Start of GIVEN ENTRIES
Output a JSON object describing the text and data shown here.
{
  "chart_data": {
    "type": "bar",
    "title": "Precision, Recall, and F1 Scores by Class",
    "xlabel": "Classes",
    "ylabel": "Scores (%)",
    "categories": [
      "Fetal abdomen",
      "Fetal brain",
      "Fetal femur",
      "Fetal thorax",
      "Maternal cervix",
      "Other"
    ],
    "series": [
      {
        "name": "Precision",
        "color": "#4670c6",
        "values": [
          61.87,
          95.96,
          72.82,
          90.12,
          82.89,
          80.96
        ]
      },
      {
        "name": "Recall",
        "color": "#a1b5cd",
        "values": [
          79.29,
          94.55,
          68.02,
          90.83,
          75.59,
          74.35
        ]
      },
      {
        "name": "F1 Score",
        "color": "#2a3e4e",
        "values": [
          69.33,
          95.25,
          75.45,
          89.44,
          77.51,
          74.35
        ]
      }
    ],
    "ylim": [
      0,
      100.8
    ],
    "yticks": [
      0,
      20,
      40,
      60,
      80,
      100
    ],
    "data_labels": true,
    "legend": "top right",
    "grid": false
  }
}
End of GIVEN ENTRIES
WHAT TO DO:
The full set of records should be duplicated exactly.

SOLUTION FOR THIS EXERCISE:
Output a JSON object describing the text and data shown here.
{
  "chart_data": {
    "type": "bar",
    "title": "Precision, Recall, and F1 Scores by Class",
    "xlabel": "Classes",
    "ylabel": "Scores (%)",
    "categories": [
      "Fetal abdomen",
      "Fetal brain",
      "Fetal femur",
      "Fetal thorax",
      "Maternal cervix",
      "Other"
    ],
    "series": [
      {
        "name": "Precision",
        "color": "#4670c6",
        "values": [
          61.87,
          95.96,
          72.82,
          90.12,
          82.89,
          80.96
        ]
      },
      {
        "name": "Recall",
        "color": "#a1b5cd",
        "values": [
          79.29,
          94.55,
          68.02,
          90.83,
          75.59,
          74.35
        ]
      },
      {
        "name": "F1 Score",
        "color": "#2a3e4e",
        "values": [
          69.33,
          95.25,
          75.45,
          89.44,
          77.51,
          74.35
        ]
      }
    ],
    "ylim": [
      0,
      100.8
    ],
    "yticks": [
      0,
      20,
      40,
      60,
      80,
      100
    ],
    "data_labels": true,
    "legend": "top right",
    "grid": false
  }
}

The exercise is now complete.